## Request
Lift every line from the entries that includes the word "популяции".

## Data for processing
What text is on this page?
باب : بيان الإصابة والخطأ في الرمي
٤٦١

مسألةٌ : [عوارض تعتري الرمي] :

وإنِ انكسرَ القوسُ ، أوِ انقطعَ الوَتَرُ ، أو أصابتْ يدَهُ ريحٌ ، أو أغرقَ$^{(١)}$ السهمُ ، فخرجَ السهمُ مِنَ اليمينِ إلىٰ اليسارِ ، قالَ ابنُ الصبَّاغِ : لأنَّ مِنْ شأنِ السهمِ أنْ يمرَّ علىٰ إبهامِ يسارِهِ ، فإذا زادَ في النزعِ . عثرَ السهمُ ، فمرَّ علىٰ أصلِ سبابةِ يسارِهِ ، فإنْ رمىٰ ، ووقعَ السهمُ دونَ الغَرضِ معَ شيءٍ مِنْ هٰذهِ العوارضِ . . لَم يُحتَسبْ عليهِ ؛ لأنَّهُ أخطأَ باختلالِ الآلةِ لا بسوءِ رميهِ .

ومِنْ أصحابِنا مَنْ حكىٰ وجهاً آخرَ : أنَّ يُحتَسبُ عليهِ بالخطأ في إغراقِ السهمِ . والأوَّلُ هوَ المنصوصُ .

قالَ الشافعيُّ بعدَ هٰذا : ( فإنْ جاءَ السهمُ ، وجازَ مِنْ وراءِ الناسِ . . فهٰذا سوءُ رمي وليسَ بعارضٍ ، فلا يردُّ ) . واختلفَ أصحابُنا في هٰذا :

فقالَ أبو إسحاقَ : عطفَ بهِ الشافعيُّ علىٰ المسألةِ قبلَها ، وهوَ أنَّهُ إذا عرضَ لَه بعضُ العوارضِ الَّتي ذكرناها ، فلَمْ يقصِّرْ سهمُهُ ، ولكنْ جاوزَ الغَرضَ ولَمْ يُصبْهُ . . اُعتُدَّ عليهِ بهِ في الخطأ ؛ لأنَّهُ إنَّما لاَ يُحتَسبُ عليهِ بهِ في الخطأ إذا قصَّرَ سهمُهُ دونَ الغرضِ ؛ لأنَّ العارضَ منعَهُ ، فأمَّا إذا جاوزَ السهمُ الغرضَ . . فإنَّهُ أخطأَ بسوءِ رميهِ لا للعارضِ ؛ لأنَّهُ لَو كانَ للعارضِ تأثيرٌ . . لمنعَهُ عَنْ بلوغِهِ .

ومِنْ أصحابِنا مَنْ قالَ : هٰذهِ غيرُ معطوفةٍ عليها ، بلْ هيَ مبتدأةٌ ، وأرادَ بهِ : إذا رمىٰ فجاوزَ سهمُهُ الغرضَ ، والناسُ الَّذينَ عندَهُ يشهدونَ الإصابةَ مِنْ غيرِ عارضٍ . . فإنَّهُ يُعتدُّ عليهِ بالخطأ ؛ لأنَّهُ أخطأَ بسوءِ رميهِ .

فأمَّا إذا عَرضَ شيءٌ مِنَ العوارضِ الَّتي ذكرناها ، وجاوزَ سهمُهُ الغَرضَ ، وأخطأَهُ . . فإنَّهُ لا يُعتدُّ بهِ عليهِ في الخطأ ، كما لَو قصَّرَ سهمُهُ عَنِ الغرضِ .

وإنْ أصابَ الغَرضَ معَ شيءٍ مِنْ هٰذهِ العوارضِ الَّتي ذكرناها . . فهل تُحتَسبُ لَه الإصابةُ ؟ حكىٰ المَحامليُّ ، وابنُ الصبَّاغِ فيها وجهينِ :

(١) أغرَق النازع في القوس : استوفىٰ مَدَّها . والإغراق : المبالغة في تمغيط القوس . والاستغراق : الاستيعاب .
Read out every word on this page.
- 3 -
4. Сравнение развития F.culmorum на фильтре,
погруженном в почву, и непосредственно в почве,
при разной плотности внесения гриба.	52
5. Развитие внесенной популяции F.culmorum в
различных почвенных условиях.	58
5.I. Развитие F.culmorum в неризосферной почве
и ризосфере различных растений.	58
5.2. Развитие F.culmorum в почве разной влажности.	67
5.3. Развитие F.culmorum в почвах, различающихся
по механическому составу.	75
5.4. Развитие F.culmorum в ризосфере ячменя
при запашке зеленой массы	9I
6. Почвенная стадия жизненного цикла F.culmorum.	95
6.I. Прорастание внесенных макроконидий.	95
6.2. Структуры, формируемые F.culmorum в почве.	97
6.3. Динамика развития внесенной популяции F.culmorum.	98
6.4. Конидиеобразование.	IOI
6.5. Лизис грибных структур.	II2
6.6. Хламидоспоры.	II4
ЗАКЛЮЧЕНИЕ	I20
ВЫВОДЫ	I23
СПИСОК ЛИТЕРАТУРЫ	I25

## Task output
5. Развитие внесенной популяции F.culmorum в
6.3. Динамика развития внесенной популяции F.culmorum.	98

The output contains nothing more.